Rows from a dataset:
****
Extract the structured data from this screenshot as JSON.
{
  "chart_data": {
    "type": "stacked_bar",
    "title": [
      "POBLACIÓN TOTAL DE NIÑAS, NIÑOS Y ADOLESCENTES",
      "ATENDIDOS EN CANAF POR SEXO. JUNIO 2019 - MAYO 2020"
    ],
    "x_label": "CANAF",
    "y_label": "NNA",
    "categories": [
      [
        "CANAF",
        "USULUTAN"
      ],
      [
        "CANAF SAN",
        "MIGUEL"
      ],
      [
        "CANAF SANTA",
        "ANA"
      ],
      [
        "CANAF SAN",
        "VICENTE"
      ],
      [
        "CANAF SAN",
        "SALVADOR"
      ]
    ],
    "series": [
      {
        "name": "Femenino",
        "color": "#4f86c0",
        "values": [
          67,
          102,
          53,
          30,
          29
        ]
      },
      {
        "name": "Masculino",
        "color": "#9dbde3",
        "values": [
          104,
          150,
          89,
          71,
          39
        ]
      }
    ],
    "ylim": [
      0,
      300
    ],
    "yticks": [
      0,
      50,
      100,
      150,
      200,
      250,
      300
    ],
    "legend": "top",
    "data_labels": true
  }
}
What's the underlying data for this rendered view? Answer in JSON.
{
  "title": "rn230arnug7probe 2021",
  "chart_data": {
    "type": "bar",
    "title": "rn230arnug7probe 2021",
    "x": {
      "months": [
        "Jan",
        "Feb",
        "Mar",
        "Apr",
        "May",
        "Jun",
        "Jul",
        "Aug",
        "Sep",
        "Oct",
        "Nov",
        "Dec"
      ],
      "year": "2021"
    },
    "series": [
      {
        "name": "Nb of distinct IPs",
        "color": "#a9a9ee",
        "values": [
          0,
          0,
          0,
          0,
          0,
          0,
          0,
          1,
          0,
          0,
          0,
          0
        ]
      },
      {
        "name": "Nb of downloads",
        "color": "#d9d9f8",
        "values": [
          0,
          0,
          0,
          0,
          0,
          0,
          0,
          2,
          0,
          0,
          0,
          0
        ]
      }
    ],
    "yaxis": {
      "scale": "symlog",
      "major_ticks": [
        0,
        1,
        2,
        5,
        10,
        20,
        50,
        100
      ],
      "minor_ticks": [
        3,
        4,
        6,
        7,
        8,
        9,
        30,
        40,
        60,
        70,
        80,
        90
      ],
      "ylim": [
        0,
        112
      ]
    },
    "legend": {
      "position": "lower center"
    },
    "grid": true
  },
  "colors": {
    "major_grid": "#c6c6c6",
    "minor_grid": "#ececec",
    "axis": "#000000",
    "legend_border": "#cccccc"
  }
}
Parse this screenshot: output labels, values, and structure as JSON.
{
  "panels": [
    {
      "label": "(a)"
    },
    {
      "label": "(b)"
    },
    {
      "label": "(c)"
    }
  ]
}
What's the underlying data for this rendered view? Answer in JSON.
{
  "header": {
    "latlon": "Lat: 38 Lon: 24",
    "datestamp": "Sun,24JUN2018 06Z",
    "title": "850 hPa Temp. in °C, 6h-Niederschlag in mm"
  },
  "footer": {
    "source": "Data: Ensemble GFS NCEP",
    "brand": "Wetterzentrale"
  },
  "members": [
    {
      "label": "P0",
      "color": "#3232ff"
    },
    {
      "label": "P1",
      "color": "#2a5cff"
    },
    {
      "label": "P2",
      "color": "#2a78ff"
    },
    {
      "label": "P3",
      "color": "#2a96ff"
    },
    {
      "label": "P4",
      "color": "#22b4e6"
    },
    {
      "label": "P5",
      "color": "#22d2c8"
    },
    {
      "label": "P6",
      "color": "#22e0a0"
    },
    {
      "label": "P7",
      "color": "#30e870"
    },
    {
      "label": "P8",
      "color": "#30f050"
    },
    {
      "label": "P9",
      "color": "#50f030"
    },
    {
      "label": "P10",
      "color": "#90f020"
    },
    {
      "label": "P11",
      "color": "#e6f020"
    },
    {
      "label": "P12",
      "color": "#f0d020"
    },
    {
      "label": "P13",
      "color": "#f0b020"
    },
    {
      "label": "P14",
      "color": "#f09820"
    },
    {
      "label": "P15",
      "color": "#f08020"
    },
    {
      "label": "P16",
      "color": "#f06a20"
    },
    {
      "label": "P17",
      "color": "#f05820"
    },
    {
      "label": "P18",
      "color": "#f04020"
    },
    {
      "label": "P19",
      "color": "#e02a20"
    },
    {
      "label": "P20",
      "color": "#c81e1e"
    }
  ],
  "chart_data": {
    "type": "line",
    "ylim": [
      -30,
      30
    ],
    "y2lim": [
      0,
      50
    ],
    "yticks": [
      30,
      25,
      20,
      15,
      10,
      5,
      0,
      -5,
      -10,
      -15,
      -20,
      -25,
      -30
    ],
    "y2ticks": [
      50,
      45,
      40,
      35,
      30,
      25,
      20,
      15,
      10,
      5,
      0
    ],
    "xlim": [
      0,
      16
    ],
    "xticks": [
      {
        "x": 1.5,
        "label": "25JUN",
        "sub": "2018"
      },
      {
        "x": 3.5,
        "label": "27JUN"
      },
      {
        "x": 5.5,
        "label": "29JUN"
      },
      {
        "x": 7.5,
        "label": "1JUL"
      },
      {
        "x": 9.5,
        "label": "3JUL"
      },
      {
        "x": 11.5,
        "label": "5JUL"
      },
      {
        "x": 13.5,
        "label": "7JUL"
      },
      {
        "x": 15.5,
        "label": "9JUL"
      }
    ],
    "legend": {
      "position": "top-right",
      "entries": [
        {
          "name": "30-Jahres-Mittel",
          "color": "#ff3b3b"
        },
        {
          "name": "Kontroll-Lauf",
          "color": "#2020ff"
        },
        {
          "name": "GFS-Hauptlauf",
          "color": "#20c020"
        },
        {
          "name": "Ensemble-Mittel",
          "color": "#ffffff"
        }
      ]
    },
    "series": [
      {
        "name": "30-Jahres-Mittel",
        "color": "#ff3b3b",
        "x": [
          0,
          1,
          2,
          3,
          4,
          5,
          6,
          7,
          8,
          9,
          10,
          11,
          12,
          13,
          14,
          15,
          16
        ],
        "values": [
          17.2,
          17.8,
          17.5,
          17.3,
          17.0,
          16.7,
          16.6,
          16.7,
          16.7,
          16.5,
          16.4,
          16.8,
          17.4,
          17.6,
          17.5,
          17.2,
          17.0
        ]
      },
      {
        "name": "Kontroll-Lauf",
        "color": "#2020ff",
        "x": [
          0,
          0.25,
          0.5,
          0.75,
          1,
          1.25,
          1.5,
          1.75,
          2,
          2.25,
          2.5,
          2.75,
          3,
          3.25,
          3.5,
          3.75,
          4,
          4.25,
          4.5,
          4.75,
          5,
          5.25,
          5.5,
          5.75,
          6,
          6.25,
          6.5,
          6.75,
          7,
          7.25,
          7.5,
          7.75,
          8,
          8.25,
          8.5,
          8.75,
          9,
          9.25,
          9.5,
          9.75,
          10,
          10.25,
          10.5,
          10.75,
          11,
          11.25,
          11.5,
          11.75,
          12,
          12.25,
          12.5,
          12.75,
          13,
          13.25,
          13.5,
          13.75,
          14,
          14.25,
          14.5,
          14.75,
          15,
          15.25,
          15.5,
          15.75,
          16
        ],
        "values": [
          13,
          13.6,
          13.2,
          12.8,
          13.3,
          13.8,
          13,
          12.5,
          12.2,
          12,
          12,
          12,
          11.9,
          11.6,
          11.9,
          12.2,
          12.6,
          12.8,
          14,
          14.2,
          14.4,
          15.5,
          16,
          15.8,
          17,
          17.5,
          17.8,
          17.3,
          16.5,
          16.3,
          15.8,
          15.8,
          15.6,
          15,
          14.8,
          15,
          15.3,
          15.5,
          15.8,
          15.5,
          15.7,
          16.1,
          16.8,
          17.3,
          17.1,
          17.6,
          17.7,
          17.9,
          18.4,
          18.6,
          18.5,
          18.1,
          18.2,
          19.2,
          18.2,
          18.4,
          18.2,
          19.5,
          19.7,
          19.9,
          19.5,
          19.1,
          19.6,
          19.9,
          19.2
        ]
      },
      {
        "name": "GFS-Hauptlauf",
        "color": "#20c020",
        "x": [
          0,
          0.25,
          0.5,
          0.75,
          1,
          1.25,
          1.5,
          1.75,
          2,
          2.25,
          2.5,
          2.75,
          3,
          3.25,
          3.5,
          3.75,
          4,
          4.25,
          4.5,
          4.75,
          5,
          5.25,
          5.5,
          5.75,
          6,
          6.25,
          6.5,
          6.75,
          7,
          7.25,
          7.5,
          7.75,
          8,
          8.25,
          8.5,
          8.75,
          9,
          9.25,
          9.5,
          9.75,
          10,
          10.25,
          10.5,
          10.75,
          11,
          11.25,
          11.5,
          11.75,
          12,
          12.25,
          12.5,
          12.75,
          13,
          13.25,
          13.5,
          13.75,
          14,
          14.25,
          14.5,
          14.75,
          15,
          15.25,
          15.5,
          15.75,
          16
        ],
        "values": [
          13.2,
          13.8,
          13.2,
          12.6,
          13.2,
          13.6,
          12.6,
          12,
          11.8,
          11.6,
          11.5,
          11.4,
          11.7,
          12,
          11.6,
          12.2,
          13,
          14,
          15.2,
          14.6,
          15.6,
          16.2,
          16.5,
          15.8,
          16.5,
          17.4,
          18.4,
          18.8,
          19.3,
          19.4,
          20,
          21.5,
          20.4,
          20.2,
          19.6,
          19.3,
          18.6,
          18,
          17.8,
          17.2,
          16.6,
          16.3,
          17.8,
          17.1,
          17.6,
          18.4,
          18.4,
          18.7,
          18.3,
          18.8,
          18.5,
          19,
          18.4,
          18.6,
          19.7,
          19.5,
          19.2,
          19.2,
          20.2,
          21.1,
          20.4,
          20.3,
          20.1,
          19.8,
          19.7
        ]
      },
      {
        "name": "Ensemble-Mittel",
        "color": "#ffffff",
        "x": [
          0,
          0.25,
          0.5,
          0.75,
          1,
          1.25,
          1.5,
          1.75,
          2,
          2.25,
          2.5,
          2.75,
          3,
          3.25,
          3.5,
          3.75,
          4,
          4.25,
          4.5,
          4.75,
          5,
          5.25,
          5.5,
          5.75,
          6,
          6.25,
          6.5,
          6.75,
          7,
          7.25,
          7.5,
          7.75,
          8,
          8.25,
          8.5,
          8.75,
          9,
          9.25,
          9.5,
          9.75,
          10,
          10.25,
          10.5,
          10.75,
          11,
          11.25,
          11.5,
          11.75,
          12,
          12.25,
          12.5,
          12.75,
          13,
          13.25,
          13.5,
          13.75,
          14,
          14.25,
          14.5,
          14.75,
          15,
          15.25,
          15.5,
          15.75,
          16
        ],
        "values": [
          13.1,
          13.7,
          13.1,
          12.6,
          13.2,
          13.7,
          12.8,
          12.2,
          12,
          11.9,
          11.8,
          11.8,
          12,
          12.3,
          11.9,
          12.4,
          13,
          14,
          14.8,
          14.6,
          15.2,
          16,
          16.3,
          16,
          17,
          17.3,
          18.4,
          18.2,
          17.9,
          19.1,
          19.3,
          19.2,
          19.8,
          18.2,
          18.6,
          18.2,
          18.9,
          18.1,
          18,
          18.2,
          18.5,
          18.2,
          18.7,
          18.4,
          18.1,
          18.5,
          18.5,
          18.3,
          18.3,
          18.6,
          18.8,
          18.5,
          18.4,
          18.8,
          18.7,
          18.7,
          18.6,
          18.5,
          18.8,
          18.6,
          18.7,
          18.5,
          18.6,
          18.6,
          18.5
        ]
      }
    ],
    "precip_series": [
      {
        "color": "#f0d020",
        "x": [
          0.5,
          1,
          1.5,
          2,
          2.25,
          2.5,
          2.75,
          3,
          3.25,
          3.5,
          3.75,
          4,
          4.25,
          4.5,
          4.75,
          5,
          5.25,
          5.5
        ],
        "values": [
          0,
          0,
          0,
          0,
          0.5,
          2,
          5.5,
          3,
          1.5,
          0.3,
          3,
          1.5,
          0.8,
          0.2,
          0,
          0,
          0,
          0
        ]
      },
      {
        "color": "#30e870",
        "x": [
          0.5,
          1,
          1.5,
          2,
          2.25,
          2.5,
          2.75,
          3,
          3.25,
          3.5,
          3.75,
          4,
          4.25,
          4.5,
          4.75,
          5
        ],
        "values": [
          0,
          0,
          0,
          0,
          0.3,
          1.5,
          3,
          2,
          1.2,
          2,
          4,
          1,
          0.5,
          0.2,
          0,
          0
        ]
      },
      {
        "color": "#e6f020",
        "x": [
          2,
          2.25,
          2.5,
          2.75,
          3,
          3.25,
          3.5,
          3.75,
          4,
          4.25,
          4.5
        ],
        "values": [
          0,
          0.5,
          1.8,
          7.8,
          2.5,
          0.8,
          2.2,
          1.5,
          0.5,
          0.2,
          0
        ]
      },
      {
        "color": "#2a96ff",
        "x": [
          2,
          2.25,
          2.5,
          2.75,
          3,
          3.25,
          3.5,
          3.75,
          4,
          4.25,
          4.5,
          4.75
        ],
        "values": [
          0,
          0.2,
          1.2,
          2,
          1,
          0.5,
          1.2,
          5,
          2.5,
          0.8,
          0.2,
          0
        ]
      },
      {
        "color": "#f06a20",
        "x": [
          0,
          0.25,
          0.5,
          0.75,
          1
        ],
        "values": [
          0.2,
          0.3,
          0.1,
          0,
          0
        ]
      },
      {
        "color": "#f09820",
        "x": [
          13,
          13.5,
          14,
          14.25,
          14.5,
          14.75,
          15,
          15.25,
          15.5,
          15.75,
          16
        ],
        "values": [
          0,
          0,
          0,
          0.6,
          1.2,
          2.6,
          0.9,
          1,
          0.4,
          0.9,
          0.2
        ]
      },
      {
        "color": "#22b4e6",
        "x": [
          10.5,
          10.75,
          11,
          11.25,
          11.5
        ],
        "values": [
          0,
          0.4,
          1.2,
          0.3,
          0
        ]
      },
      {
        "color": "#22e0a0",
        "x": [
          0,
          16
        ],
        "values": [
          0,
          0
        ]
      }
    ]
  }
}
****
To do —
Go through the entries above and copy every line containing "screenshot".

Response to the task —
Extract the structured data from this screenshot as JSON.
Parse this screenshot: output labels, values, and structure as JSON.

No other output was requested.